◆ PASSAGE ◆
----------

Furthermore, CARE is a global partner in the World Bank’s Global Partnership for Social Accountability (GPSA). In Malawi, CARE is one of two organisations that were awarded grants to address teachers' absenteeism and corruption in schools, using mobile technology (cell phone and IT platform) and community score cards as tools to improve accountability. In Bangladesh, CARE is also one of just two organisations that were awarded grants to support the capacity of citizens to participate at the local level in participatory budgeting and to monitor the use of decentralised government funds.

In Egypt, in October 2010 and in partnership with the World Bank, CARE organised the first regional workshop on social accountability in the Arab world. Since March 2012, when the GPSA was officially launched in the region, CARE has been managing the ANSA network for the Arab world (Morocco, Tunisia, Egypt, Palestine, Jordan, Lebanon, and Yemen).

In Peru, CARE’s experience of citizen oversight of maternal and infant health services in rural areas has been hailed as an example of best practice at international level. The first report produced by the UN Commission and the World Health Organisation for Information and Accountability regarding the health of women and children - Independent Expert Review Group (iERG) for Information and Accountability for Women’s and Children’s Health – in September 2012 included eight examples around the world of how to promote citizen participation and accountability, CARE Peru’s experience with social monitoring in Melgar and Azángaro (Puno) was one of the championed case studies.

----------

Element boundary records:

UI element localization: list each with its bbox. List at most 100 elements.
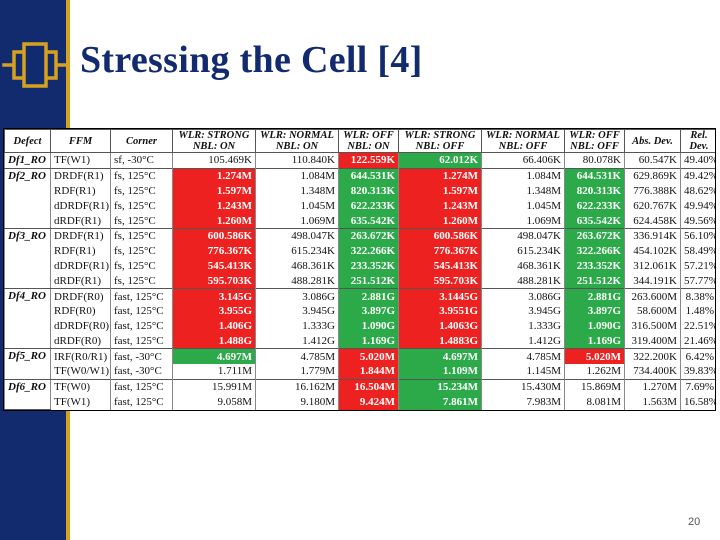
value-cell: 57.21%	[680, 258, 715, 274]
ffm-cell: IRF(R0/R1)	[50, 348, 111, 365]
value-cell: 635.542K	[564, 213, 625, 229]
value-cell: 622.233K	[564, 198, 625, 214]
table-row: dDRDF(R0) fast, 125°C 1.406G 1.333G 1.090G 1.…	[5, 318, 715, 334]
value-cell: 233.352K	[564, 258, 625, 274]
value-cell: 644.531K	[338, 167, 399, 184]
corner-cell: fs, 125°C	[110, 227, 173, 244]
table-row: TF(W0/W1) fast, -30°C 1.711M 1.779M 1.844M 1.…	[5, 364, 715, 380]
table-row: Df2_RO DRDF(R1) fs, 125°C 1.274M 1.084M 644.5…	[4, 167, 715, 229]
value-cell: 7.983M	[481, 394, 565, 410]
value-cell: 4.697M	[172, 348, 256, 365]
value-cell: 776.367K	[172, 243, 256, 259]
value-cell: 251.512K	[338, 273, 399, 289]
value-cell: 3.086G	[481, 288, 565, 304]
value-cell: 595.703K	[398, 273, 482, 289]
value-cell: 57.77%	[680, 273, 715, 289]
value-cell: 1.084M	[481, 167, 565, 184]
value-cell: 1.597M	[172, 183, 256, 199]
value-cell: 2.881G	[564, 288, 625, 304]
table-row: dRDF(R0) fast, 125°C 1.488G 1.412G 1.169G 1.4…	[5, 333, 715, 349]
defect-cell: Df4_RO	[4, 288, 51, 350]
value-cell: 4.785M	[255, 348, 339, 365]
column-header: Corner	[110, 129, 173, 153]
value-cell: 16.58%	[680, 394, 715, 410]
value-cell: 322.266K	[564, 243, 625, 259]
table-row: Df1_RO TF(W1) sf, -30°C 105.469K 110.840K 122…	[4, 152, 715, 169]
value-cell: 336.914K	[624, 227, 681, 244]
ffm-cell: dDRDF(R0)	[50, 318, 111, 334]
value-cell: 498.047K	[481, 227, 565, 244]
corner-cell: fs, 125°C	[110, 258, 173, 274]
value-cell: 49.94%	[680, 198, 715, 214]
value-cell: 49.40%	[680, 152, 715, 169]
circuit-logo-icon	[2, 42, 70, 88]
column-header: Defect	[4, 129, 51, 153]
value-cell: 122.559K	[338, 152, 399, 169]
value-cell: 263.672K	[564, 227, 625, 244]
value-cell: 5.020M	[338, 348, 399, 365]
value-cell: 22.51%	[680, 318, 715, 334]
corner-cell: sf, -30°C	[110, 152, 173, 169]
table-row: Df4_RO DRDF(R0) fast, 125°C 3.145G 3.086G 2.8…	[4, 288, 715, 350]
value-cell: 58.600M	[624, 303, 681, 319]
value-cell: 8.081M	[564, 394, 625, 410]
table-row: Df6_RO TF(W0) fast, 125°C 15.991M 16.162M 16.…	[4, 378, 715, 410]
value-cell: 110.840K	[255, 152, 339, 169]
value-cell: 545.413K	[172, 258, 256, 274]
value-cell: 1.260M	[398, 213, 482, 229]
ffm-cell: DRDF(R0)	[50, 288, 111, 304]
value-cell: 4.785M	[481, 348, 565, 365]
value-cell: 3.145G	[172, 288, 256, 304]
value-cell: 1.243M	[172, 198, 256, 214]
value-cell: 16.162M	[255, 378, 339, 395]
value-cell: 1.844M	[338, 364, 399, 380]
value-cell: 1.169G	[564, 333, 625, 349]
value-cell: 620.767K	[624, 198, 681, 214]
value-cell: 488.281K	[481, 273, 565, 289]
value-cell: 615.234K	[481, 243, 565, 259]
value-cell: 1.145M	[481, 364, 565, 380]
value-cell: 9.424M	[338, 394, 399, 410]
column-header: WLR: NORMAL NBL: OFF	[481, 129, 565, 153]
table-row: dRDF(R1) fs, 125°C 1.260M 1.069M 635.542K 1.2…	[5, 213, 715, 229]
corner-cell: fs, 125°C	[110, 183, 173, 199]
value-cell: 312.061K	[624, 258, 681, 274]
ffm-cell: TF(W1)	[50, 152, 111, 169]
value-cell: 1.348M	[481, 183, 565, 199]
value-cell: 66.406K	[481, 152, 565, 169]
ffm-cell: RDF(R1)	[50, 183, 111, 199]
table-row: dDRDF(R1) fs, 125°C 1.243M 1.045M 622.233K 1.…	[5, 198, 715, 214]
value-cell: 21.46%	[680, 333, 715, 349]
value-cell: 624.458K	[624, 213, 681, 229]
value-cell: 15.234M	[398, 378, 482, 395]
value-cell: 1.109M	[398, 364, 482, 380]
value-cell: 7.69%	[680, 378, 715, 395]
value-cell: 322.200K	[624, 348, 681, 365]
value-cell: 3.1445G	[398, 288, 482, 304]
defect-cell: Df2_RO	[4, 167, 51, 229]
value-cell: 622.233K	[338, 198, 399, 214]
column-header: Abs. Dev.	[624, 129, 681, 153]
ffm-cell: RDF(R0)	[50, 303, 111, 319]
value-cell: 1.406G	[172, 318, 256, 334]
value-cell: 1.274M	[398, 167, 482, 184]
value-cell: 1.4063G	[398, 318, 482, 334]
value-cell: 4.697M	[398, 348, 482, 365]
value-cell: 776.367K	[398, 243, 482, 259]
value-cell: 7.861M	[398, 394, 482, 410]
corner-cell: fast, 125°C	[110, 303, 173, 319]
value-cell: 1.243M	[398, 198, 482, 214]
value-cell: 1.333G	[255, 318, 339, 334]
ffm-cell: dRDF(R1)	[50, 273, 111, 289]
value-cell: 615.234K	[255, 243, 339, 259]
ffm-cell: DRDF(R1)	[50, 167, 111, 184]
value-cell: 233.352K	[338, 258, 399, 274]
value-cell: 58.49%	[680, 243, 715, 259]
ffm-cell: dRDF(R1)	[50, 213, 111, 229]
value-cell: 1.262M	[564, 364, 625, 380]
slide-title: Stressing the Cell [4]	[80, 39, 423, 81]
value-cell: 1.333G	[481, 318, 565, 334]
value-cell: 80.078K	[564, 152, 625, 169]
value-cell: 39.83%	[680, 364, 715, 380]
value-cell: 1.4883G	[398, 333, 482, 349]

----------

◆ SHORT PROBLEM ◆
According to the passage on CARE's accountability work, in what month and year did CARE organize the first regional workshop on social accountability in the Arab world? This material was taken from a separate source.

◆ EXERCISE RESULT ◆
October 2010.